> [SHORT PROBLEM]: Locate the word "from" in the data below, then copy every line that holds it.

***

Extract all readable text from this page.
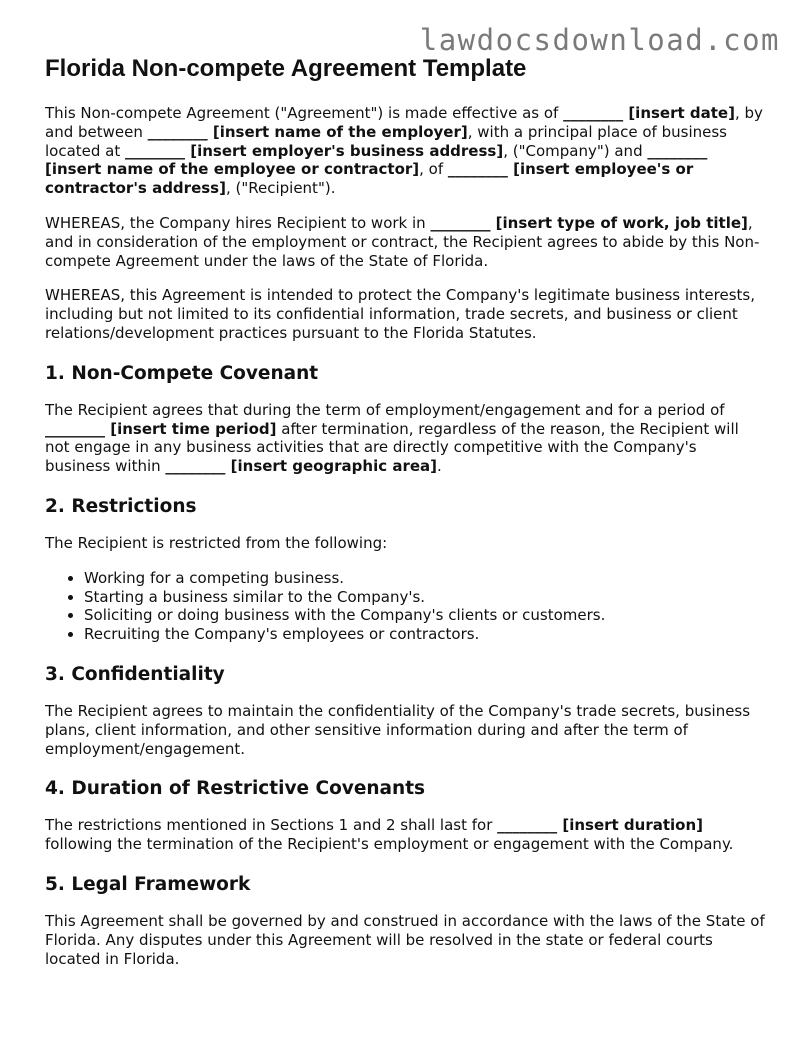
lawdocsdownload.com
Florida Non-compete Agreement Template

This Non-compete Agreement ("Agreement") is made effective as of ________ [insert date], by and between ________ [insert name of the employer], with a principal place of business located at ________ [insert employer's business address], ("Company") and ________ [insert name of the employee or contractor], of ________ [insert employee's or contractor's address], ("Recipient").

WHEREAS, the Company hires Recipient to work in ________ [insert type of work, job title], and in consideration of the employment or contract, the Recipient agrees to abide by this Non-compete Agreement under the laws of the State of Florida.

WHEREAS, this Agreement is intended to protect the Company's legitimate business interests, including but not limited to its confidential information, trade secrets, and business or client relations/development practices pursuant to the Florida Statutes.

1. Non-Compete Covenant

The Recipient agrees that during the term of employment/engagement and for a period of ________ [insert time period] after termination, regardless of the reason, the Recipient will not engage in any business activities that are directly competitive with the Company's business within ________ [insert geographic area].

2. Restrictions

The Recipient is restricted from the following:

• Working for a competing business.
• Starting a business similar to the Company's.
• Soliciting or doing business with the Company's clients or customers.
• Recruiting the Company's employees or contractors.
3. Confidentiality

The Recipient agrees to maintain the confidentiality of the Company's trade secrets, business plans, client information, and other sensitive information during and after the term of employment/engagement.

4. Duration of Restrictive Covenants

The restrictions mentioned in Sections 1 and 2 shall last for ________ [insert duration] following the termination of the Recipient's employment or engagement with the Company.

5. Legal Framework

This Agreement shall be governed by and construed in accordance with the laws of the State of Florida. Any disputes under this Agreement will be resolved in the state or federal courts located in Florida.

***

> [SOLUTION TO THE EXERCISE]:
Extract all readable text from this page.
The Recipient is restricted from the following:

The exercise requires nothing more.